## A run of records

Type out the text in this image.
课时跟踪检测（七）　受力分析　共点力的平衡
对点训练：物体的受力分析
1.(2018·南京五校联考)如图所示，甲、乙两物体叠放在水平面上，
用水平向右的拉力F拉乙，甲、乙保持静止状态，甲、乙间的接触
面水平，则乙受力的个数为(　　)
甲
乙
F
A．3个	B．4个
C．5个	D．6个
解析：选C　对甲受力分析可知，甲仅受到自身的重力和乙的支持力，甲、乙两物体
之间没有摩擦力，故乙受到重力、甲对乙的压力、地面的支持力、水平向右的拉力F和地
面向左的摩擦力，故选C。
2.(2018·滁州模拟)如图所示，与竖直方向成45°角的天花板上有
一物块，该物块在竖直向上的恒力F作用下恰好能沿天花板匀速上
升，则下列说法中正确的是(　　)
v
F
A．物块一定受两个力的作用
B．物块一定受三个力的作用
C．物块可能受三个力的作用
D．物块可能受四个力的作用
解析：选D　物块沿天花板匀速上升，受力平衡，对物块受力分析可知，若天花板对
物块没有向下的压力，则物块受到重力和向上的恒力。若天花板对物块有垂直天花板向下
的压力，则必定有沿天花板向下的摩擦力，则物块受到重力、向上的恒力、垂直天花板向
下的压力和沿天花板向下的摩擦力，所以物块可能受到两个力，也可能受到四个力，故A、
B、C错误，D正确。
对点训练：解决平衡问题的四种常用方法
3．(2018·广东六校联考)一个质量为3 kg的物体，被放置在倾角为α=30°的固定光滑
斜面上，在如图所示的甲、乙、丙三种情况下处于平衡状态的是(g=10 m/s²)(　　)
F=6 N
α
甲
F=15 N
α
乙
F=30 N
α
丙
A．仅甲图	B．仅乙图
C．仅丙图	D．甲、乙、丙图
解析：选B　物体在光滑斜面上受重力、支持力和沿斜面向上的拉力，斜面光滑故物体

---

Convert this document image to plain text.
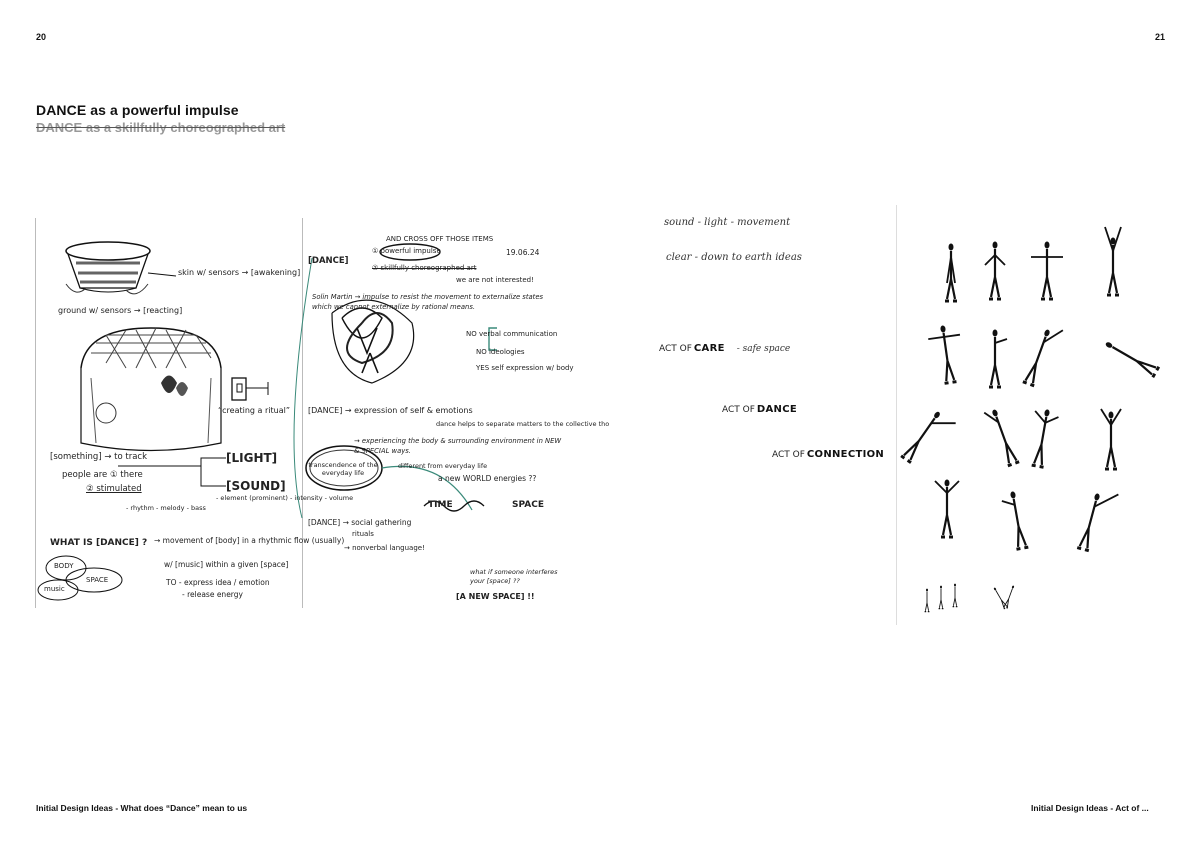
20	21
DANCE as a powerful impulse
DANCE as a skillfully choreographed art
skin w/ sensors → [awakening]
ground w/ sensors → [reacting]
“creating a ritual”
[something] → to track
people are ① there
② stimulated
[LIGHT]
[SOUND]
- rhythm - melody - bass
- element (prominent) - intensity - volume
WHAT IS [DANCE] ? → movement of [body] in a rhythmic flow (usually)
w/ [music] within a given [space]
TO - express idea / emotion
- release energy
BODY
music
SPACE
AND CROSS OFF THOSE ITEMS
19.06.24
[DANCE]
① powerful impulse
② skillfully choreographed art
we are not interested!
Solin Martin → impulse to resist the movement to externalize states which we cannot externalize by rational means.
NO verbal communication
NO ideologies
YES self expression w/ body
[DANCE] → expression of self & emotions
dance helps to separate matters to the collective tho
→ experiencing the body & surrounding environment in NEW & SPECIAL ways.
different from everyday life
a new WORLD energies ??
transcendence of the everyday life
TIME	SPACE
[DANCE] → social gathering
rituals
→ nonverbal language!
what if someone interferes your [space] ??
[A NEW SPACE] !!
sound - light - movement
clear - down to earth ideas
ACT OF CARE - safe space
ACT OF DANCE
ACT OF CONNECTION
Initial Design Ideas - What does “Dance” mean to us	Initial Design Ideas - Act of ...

---

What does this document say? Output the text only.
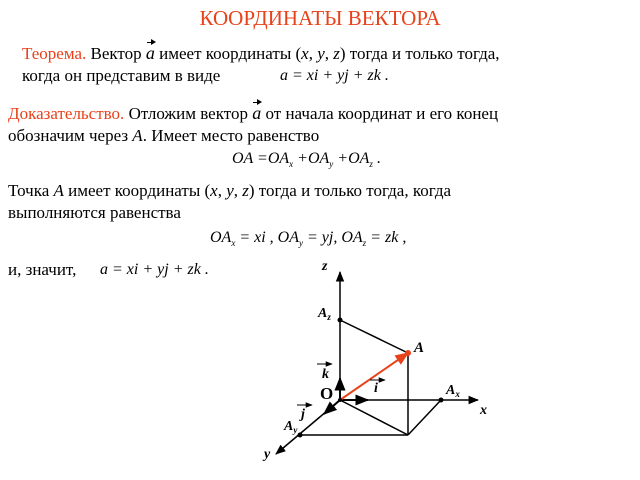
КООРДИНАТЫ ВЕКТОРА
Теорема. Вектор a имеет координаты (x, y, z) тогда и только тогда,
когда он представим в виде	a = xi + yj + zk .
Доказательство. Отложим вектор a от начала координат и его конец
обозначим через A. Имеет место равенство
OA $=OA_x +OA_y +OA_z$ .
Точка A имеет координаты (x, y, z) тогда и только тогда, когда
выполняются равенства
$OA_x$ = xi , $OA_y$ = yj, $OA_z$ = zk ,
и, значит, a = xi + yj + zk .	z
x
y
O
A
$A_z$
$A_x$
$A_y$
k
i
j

## Problem statement
Extract, from the listing above, every line where the string "movement" occurs.

## Answer in full
WHAT IS [DANCE] ? → movement of [body] in a rhythmic flow (usually)
Solin Martin → impulse to resist the movement to externalize states which we cannot externalize by rational means.
sound - light - movement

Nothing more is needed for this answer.